Task details: Repeat the line that contains "Read this page and output its text content." and all lines after it through the end, exactly as they are, minus the pictures.
****************
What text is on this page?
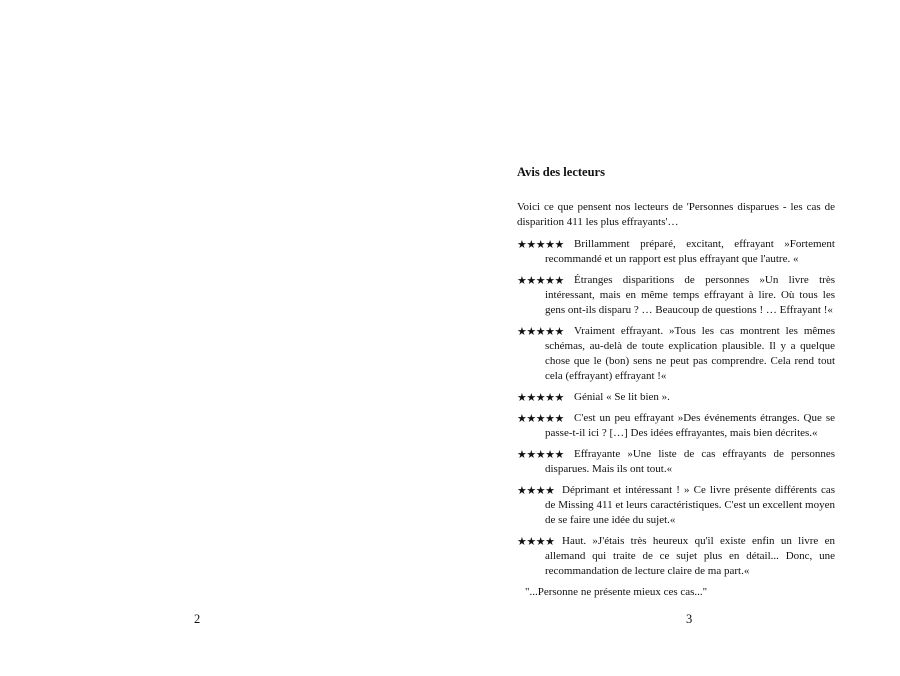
2
Avis des lecteurs
Voici ce que pensent nos lecteurs de 'Personnes disparues - les cas de disparition 411 les plus effrayants'…
★★★★★ Brillamment préparé, excitant, effrayant »Fortement recommandé et un rapport est plus effrayant que l'autre. «
★★★★★ Étranges disparitions de personnes »Un livre très intéressant, mais en même temps effrayant à lire. Où tous les gens ont-ils disparu ? … Beaucoup de questions ! … Effrayant !«
★★★★★ Vraiment effrayant. »Tous les cas montrent les mêmes schémas, au-delà de toute explication plausible. Il y a quelque chose que le (bon) sens ne peut pas comprendre. Cela rend tout cela (effrayant) effrayant !«
★★★★★ Génial « Se lit bien ».
★★★★★ C'est un peu effrayant »Des événements étranges. Que se passe-t-il ici ? […] Des idées effrayantes, mais bien décrites.«
★★★★★ Effrayante »Une liste de cas effrayants de personnes disparues. Mais ils ont tout.«
★★★★ Déprimant et intéressant ! » Ce livre présente différents cas de Missing 411 et leurs caractéristiques. C'est un excellent moyen de se faire une idée du sujet.«
★★★★ Haut. »J'étais très heureux qu'il existe enfin un livre en allemand qui traite de ce sujet plus en détail... Donc, une recommandation de lecture claire de ma part.«
"...Personne ne présente mieux ces cas..."
3
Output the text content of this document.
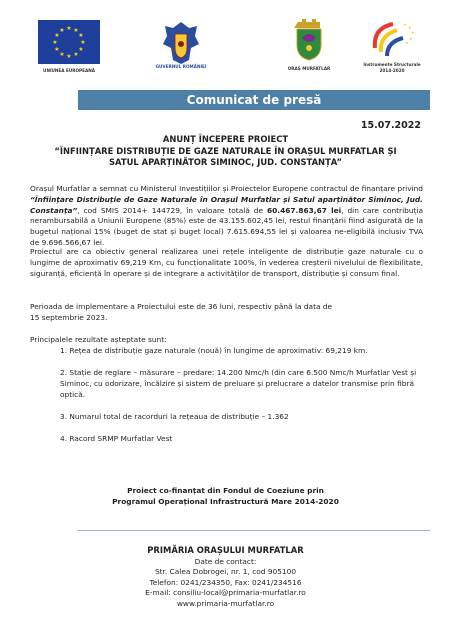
★ ★
★
★
★
★
★
★
★
★
★
★
UNIUNEA EUROPEANĂ
GUVERNUL ROMÂNIEI	ORAȘ MURFATLAR
★
★
★
★
★
Instrumente Structurale
2014-2020
Comunicat de presă
15.07.2022
ANUNȚ ÎNCEPERE PROIECT
“ÎNFIINȚARE DISTRIBUȚIE DE GAZE NATURALE ÎN ORAȘUL MURFATLAR ȘI
SATUL APARȚINĂTOR SIMINOC, JUD. CONSTANȚA”
Orașul Murfatlar a semnat cu Ministerul Investițiilor și Proiectelor Europene contractul de finanțare privind “Înființare Distribuție de Gaze Naturale în Orașul Murfatlar și Satul aparținător Siminoc, Jud. Constanța”, cod SMIS 2014+ 144729, în valoare totală de 60.467.863,67 lei, din care contribuția nerambursabilă a Uniunii Europene (85%) este de 43.155.602,45 lei, restul finanțării fiind asigurată de la bugetul național 15% (buget de stat și buget local) 7.615.694,55 lei și valoarea ne-eligibilă inclusiv TVA de 9.696.566,67 lei.
Proiectul are ca obiectiv general realizarea unei rețele inteligente de distribuție gaze naturale cu o lungime de aproximativ 69,219 Km, cu funcționalitate 100%, în vederea creșterii nivelului de flexibilitate, siguranță, eficiență în operare și de integrare a activităților de transport, distribuție și consum final.
Perioada de implementare a Proiectului este de 36 luni, respectiv până la data de
15 septembrie 2023.
Principalele rezultate așteptate sunt:
1. Rețea de distribuție gaze naturale (nouă) în lungime de aproximativ: 69,219 km.
2. Stație de reglare – măsurare – predare: 14.200 Nmc/h (din care 6.500 Nmc/h Murfatlar Vest și Siminoc, cu odorizare, încălzire și sistem de preluare și prelucrare a datelor transmise prin fibră optică.
3. Numarul total de racorduri la rețeaua de distribuție – 1.362
4. Racord SRMP Murfatlar Vest
Proiect co-finanțat din Fondul de Coeziune prin
Programul Operațional Infrastructură Mare 2014-2020
PRIMĂRIA ORAȘULUI MURFATLAR
Date de contact:
Str. Calea Dobrogei, nr. 1, cod 905100
Telefon: 0241/234350, Fax: 0241/234516
E-mail: consiliu-local@primaria-murfatlar.ro
www.primaria-murfatlar.ro
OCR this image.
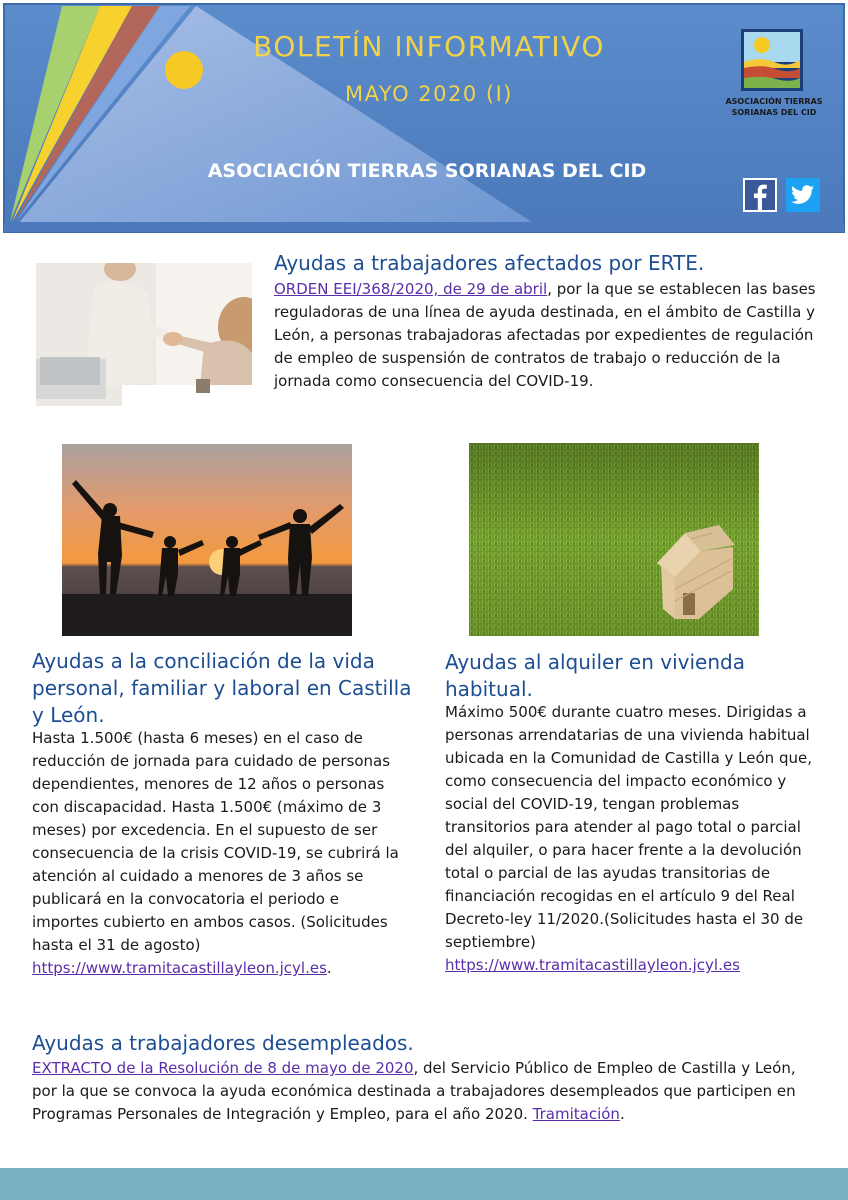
BOLETÍN INFORMATIVO
MAYO 2020 (I)
ASOCIACIÓN TIERRAS SORIANAS DEL CID
ASOCIACIÓN TIERRAS
SORIANAS DEL CID
Ayudas a trabajadores afectados por ERTE.

ORDEN EEI/368/2020, de 29 de abril, por la que se establecen las bases reguladoras de una línea de ayuda destinada, en el ámbito de Castilla y León, a personas trabajadoras afectadas por expedientes de regulación de empleo de suspensión de contratos de trabajo o reducción de la jornada como consecuencia del COVID-19.

Ayudas a la conciliación de la vida personal, familiar y laboral en Castilla y León.

Hasta 1.500€ (hasta 6 meses) en el caso de reducción de jornada para cuidado de personas dependientes, menores de 12 años o personas con discapacidad. Hasta 1.500€ (máximo de 3 meses) por excedencia. En el supuesto de ser consecuencia de la crisis COVID-19, se cubrirá la atención al cuidado a menores de 3 años se publicará en la convocatoria el periodo e importes cubierto en ambos casos. (Solicitudes hasta el 31 de agosto)
https://www.tramitacastillayleon.jcyl.es.

Ayudas al alquiler en vivienda habitual.

Máximo 500€ durante cuatro meses. Dirigidas a personas arrendatarias de una vivienda habitual ubicada en la Comunidad de Castilla y León que, como consecuencia del impacto económico y social del COVID-19, tengan problemas transitorios para atender al pago total o parcial del alquiler, o para hacer frente a la devolución total o parcial de las ayudas transitorias de financiación recogidas en el artículo 9 del Real Decreto-ley 11/2020.(Solicitudes hasta el 30 de septiembre)
https://www.tramitacastillayleon.jcyl.es

Ayudas a trabajadores desempleados.

EXTRACTO de la Resolución de 8 de mayo de 2020, del Servicio Público de Empleo de Castilla y León, por la que se convoca la ayuda económica destinada a trabajadores desempleados que participen en Programas Personales de Integración y Empleo, para el año 2020. Tramitación.
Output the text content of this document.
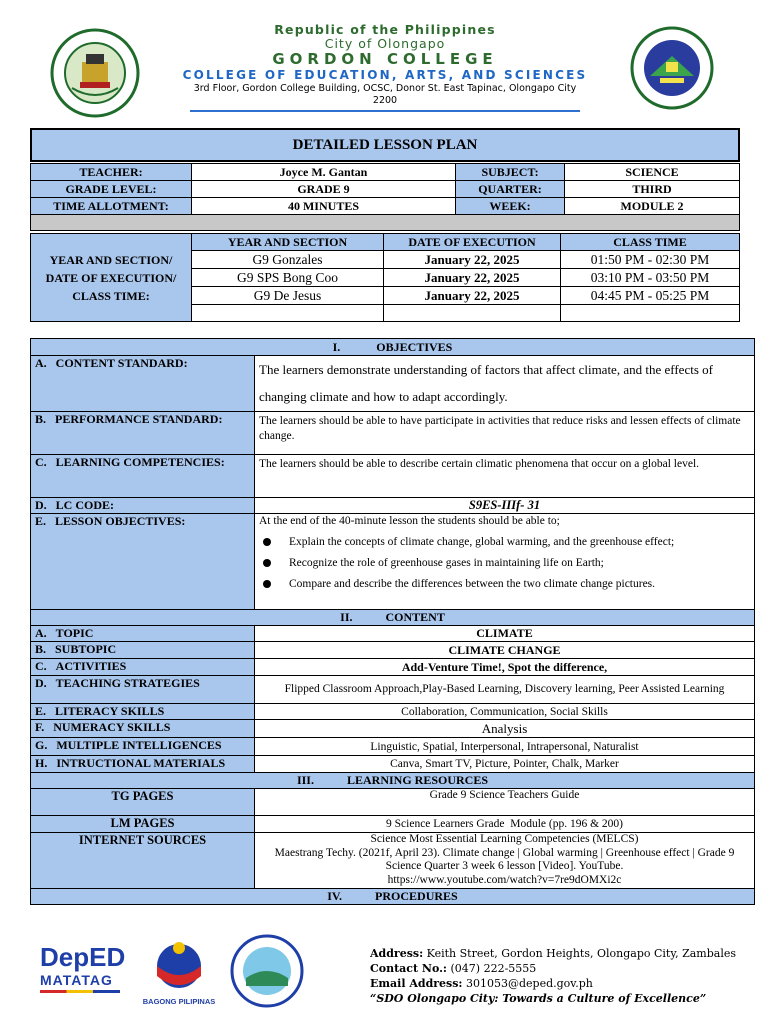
Republic of the Philippines
City of Olongapo
GORDON COLLEGE
COLLEGE OF EDUCATION, ARTS, AND SCIENCES
3rd Floor, Gordon College Building, OCSC, Donor St. East Tapinac, Olongapo City
2200
DETAILED LESSON PLAN
TEACHER:	Joyce M. Gantan	SUBJECT:	SCIENCE
GRADE LEVEL:	GRADE 9	QUARTER:	THIRD
TIME ALLOTMENT:	40 MINUTES	WEEK:	MODULE 2

YEAR AND SECTION/ DATE OF EXECUTION/ CLASS TIME:	YEAR AND SECTION	DATE OF EXECUTION	CLASS TIME
	G9 Gonzales	January 22, 2025	01:50 PM - 02:30 PM
	G9 SPS Bong Coo	January 22, 2025	03:10 PM - 03:50 PM
	G9 De Jesus	January 22, 2025	04:45 PM - 05:25 PM

I.            OBJECTIVES	
A.   CONTENT STANDARD:	The learners demonstrate understanding of factors that affect climate, and the effects of changing climate and how to adapt accordingly.
B.   PERFORMANCE STANDARD:	The learners should be able to have participate in activities that reduce risks and lessen effects of climate change.
C.   LEARNING COMPETENCIES:	The learners should be able to describe certain climatic phenomena that occur on a global level.
D.   LC CODE:	S9ES-IIIf- 31
E.   LESSON OBJECTIVES:	At the end of the 40-minute lesson the students should be able to;
Explain the concepts of climate change, global warming, and the greenhouse effect;
Recognize the role of greenhouse gases in maintaining life on Earth;
Compare and describe the differences between the two climate change pictures.

II.           CONTENT	
A.   TOPIC	CLIMATE
B.   SUBTOPIC	CLIMATE CHANGE
C.   ACTIVITIES	Add-Venture Time!, Spot the difference,
D.   TEACHING STRATEGIES	Flipped Classroom Approach,Play-Based Learning, Discovery learning, Peer Assisted Learning
E.   LITERACY SKILLS	Collaboration, Communication, Social Skills
F.   NUMERACY SKILLS	Analysis
G.   MULTIPLE INTELLIGENCES	Linguistic, Spatial, Interpersonal, Intrapersonal, Naturalist
H.   INTRUCTIONAL MATERIALS	Canva, Smart TV, Picture, Pointer, Chalk, Marker
III.           LEARNING RESOURCES	
TG PAGES	Grade 9 Science Teachers Guide
LM PAGES	9 Science Learners Grade  Module (pp. 196 & 200)
INTERNET SOURCES	Science Most Essential Learning Competencies (MELCS)
Maestrang Techy. (2021f, April 23). Climate change | Global warming | Greenhouse effect | Grade 9 Science Quarter 3 week 6 lesson [Video]. YouTube.
https://www.youtube.com/watch?v=7re9dOMXi2c

IV.           PROCEDURES	
DepED
MATATAG
BAGONG PILIPINAS
Address: Keith Street, Gordon Heights, Olongapo City, Zambales
Contact No.: (047) 222-5555
Email Address: 301053@deped.gov.ph
“SDO Olongapo City: Towards a Culture of Excellence”
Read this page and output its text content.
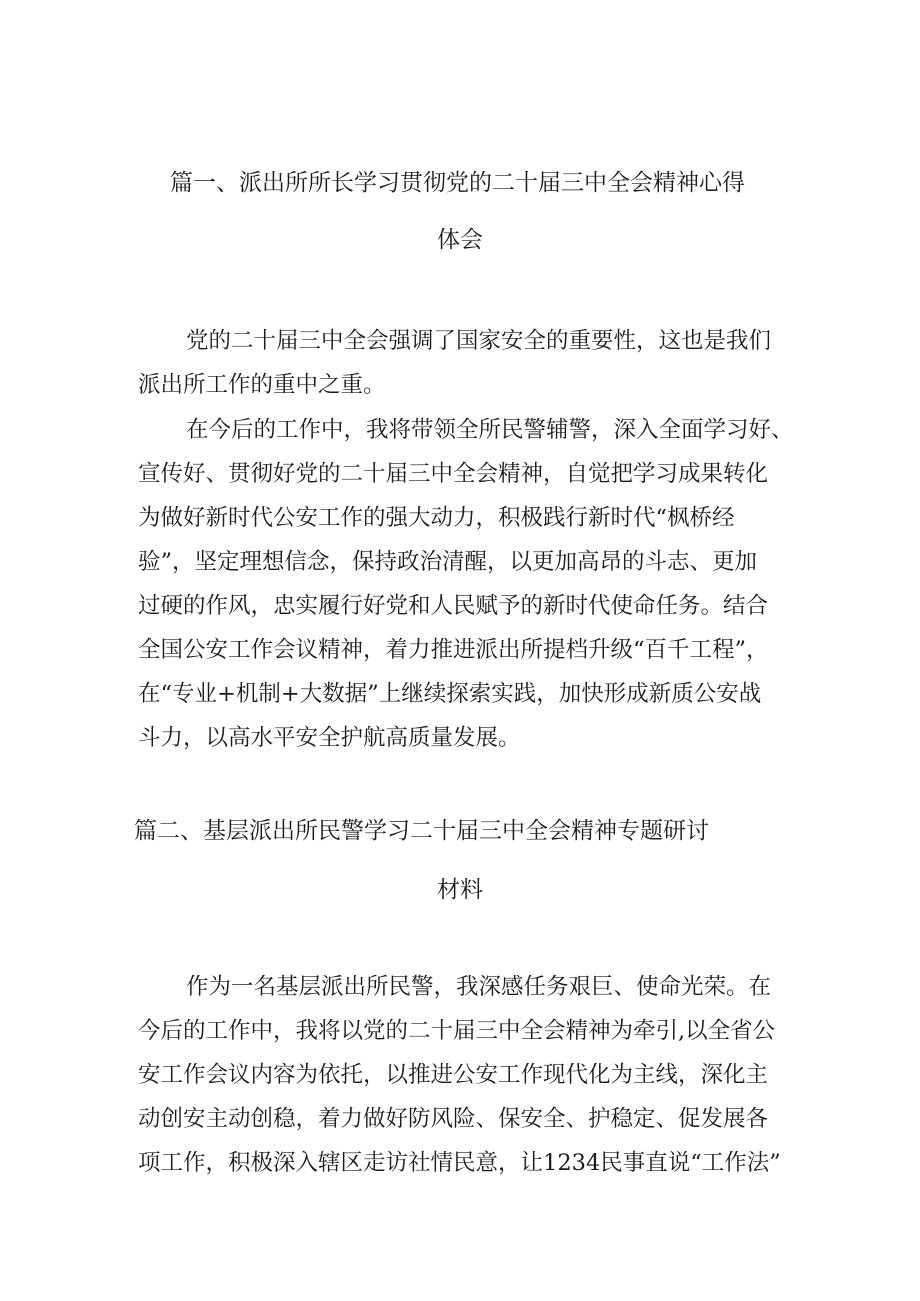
篇一、派出所所长学习贯彻党的二十届三中全会精神心得
体会
党的二十届三中全会强调了国家安全的重要性，这也是我们
派出所工作的重中之重。
在今后的工作中，我将带领全所民警辅警，深入全面学习好、
宣传好、贯彻好党的二十届三中全会精神，自觉把学习成果转化
为做好新时代公安工作的强大动力，积极践行新时代“枫桥经
验”，坚定理想信念，保持政治清醒，以更加高昂的斗志、更加
过硬的作风，忠实履行好党和人民赋予的新时代使命任务。结合
全国公安工作会议精神，着力推进派出所提档升级“百千工程”，
在“专业+机制+大数据”上继续探索实践，加快形成新质公安战
斗力，以高水平安全护航高质量发展。
篇二、基层派出所民警学习二十届三中全会精神专题研讨
材料
作为一名基层派出所民警，我深感任务艰巨、使命光荣。在
今后的工作中，我将以党的二十届三中全会精神为牵引,以全省公
安工作会议内容为依托，以推进公安工作现代化为主线，深化主
动创安主动创稳，着力做好防风险、保安全、护稳定、促发展各
项工作，积极深入辖区走访社情民意，让1234民事直说“工作法”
****************
Written response:
Read this page and output its text content.
篇一、派出所所长学习贯彻党的二十届三中全会精神心得
体会
党的二十届三中全会强调了国家安全的重要性，这也是我们
派出所工作的重中之重。
在今后的工作中，我将带领全所民警辅警，深入全面学习好、
宣传好、贯彻好党的二十届三中全会精神，自觉把学习成果转化
为做好新时代公安工作的强大动力，积极践行新时代“枫桥经
验”，坚定理想信念，保持政治清醒，以更加高昂的斗志、更加
过硬的作风，忠实履行好党和人民赋予的新时代使命任务。结合
全国公安工作会议精神，着力推进派出所提档升级“百千工程”，
在“专业+机制+大数据”上继续探索实践，加快形成新质公安战
斗力，以高水平安全护航高质量发展。
篇二、基层派出所民警学习二十届三中全会精神专题研讨
材料
作为一名基层派出所民警，我深感任务艰巨、使命光荣。在
今后的工作中，我将以党的二十届三中全会精神为牵引,以全省公
安工作会议内容为依托，以推进公安工作现代化为主线，深化主
动创安主动创稳，着力做好防风险、保安全、护稳定、促发展各
项工作，积极深入辖区走访社情民意，让1234民事直说“工作法”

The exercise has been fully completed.